▸ **STATED GOAL**:
From the listing below, extract every line in which the word "Energy" appears.

----------

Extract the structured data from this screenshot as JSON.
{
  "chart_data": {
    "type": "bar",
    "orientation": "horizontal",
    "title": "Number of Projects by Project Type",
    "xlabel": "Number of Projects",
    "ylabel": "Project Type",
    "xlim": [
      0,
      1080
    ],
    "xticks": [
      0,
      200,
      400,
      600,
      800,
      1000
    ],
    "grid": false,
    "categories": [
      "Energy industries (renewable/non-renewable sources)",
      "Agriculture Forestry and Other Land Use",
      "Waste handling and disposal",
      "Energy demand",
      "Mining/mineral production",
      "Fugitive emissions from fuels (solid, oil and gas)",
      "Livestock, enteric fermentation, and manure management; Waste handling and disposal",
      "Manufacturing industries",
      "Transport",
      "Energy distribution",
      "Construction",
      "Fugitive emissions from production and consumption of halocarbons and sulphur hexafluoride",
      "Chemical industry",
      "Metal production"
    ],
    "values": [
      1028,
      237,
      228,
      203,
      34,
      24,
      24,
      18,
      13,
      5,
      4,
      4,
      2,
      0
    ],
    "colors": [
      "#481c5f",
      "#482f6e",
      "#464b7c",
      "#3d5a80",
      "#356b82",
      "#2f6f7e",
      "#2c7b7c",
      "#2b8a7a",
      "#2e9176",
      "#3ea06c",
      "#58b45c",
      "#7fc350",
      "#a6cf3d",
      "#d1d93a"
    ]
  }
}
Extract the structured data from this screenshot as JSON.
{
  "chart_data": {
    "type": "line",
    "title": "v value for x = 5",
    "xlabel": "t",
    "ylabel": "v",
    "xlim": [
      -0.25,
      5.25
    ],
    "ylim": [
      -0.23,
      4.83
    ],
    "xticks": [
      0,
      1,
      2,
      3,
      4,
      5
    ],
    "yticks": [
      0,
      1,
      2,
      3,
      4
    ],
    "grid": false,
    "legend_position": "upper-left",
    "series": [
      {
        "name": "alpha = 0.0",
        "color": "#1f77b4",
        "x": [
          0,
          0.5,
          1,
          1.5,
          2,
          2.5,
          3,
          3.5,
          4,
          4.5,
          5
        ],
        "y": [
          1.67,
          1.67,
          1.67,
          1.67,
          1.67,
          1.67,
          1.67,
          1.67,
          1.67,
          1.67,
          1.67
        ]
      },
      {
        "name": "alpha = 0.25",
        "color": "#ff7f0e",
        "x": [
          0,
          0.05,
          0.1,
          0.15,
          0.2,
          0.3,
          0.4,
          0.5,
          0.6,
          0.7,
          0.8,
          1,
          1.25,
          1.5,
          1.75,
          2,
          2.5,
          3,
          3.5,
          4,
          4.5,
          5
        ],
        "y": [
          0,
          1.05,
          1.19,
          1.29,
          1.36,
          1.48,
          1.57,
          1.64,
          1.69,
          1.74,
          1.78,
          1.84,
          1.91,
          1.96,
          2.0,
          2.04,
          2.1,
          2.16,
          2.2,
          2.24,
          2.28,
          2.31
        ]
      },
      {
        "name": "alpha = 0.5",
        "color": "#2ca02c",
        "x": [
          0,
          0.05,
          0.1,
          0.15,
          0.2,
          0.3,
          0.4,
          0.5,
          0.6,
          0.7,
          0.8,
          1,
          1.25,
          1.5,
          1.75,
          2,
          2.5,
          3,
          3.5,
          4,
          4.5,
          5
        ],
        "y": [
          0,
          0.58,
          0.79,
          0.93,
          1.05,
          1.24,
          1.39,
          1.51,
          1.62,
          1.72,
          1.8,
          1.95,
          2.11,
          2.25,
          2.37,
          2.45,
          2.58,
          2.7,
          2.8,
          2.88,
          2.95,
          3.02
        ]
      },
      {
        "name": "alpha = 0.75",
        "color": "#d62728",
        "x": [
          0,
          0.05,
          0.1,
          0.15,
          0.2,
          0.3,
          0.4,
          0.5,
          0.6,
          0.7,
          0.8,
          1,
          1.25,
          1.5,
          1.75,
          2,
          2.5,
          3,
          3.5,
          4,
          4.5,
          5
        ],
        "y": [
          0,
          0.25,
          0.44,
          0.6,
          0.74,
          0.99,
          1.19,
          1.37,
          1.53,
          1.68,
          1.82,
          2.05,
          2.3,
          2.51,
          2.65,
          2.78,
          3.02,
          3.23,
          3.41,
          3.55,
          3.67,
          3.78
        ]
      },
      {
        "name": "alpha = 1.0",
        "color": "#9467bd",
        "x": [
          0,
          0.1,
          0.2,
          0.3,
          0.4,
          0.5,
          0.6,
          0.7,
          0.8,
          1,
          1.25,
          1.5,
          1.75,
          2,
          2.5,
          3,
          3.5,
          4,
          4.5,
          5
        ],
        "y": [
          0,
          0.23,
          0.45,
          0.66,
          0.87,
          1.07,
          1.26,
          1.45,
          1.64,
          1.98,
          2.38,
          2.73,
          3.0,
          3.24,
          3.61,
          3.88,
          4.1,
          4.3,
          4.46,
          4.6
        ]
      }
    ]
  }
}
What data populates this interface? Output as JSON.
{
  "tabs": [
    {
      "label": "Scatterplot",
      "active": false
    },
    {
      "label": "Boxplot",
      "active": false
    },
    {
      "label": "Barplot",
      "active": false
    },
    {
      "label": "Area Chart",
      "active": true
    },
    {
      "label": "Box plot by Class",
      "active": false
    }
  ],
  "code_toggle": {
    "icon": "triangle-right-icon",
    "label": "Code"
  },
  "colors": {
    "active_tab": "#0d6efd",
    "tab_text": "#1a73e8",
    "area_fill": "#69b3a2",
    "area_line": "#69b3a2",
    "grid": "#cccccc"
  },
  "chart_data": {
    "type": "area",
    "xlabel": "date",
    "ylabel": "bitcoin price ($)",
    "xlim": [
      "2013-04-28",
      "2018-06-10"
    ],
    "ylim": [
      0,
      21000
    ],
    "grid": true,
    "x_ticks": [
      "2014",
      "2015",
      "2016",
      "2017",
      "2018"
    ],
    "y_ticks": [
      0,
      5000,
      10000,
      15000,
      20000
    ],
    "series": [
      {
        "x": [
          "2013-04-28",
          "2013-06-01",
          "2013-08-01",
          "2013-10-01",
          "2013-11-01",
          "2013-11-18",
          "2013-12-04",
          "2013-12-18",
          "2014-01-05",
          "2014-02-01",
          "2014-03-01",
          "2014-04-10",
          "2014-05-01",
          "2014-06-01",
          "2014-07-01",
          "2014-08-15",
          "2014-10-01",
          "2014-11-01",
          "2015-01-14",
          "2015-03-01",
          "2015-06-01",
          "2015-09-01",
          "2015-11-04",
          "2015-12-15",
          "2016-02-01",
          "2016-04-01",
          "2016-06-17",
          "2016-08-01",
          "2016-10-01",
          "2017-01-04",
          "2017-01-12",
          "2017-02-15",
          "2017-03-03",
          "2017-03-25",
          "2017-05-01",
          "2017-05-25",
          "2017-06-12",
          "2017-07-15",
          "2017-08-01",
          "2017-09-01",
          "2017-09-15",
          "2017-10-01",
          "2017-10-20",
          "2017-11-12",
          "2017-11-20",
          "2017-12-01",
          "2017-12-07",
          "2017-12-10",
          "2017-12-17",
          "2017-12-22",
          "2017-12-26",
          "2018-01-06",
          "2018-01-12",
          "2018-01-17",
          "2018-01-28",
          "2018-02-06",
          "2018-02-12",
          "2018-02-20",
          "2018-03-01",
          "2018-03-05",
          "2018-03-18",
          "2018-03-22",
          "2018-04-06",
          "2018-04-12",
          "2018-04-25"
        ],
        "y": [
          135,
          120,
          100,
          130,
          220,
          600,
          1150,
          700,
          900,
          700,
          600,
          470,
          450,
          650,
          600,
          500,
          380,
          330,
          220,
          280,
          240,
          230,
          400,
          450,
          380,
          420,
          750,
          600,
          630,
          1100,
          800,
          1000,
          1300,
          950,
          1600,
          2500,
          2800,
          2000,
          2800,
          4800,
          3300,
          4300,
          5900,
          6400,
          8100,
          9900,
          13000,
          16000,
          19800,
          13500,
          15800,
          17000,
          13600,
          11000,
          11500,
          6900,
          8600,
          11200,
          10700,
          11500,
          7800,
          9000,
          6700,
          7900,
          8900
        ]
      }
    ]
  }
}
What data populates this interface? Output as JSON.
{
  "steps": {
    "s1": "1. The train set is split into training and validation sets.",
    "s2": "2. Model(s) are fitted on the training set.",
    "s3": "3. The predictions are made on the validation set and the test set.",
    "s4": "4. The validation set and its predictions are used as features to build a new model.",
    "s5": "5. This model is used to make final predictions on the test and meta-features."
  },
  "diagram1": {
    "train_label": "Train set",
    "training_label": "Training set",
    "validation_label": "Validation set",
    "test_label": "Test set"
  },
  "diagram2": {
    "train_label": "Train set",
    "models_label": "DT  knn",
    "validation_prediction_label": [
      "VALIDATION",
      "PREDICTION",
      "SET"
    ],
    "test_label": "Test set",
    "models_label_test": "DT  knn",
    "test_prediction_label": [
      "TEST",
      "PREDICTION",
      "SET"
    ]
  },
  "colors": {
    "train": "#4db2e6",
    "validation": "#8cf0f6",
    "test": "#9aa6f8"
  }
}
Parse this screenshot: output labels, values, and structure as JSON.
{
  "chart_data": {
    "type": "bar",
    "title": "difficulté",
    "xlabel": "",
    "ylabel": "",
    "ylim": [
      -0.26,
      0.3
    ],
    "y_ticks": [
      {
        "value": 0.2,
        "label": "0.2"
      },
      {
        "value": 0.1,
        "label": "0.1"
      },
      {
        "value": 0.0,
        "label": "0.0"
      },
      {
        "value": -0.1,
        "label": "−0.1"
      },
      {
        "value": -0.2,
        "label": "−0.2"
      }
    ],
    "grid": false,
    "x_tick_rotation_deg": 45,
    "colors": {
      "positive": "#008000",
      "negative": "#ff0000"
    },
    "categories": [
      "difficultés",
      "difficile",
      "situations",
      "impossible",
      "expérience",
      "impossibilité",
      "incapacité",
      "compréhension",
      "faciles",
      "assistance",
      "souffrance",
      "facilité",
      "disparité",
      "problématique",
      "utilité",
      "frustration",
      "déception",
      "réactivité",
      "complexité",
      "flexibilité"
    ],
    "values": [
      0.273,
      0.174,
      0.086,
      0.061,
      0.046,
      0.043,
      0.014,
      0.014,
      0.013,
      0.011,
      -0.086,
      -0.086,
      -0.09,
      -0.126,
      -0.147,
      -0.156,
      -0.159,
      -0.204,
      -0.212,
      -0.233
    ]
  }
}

----------

▸ **RESPONSE TO THE EXERCISE**:
      "Energy industries (renewable/non-renewable sources)",
      "Energy demand",
      "Energy distribution",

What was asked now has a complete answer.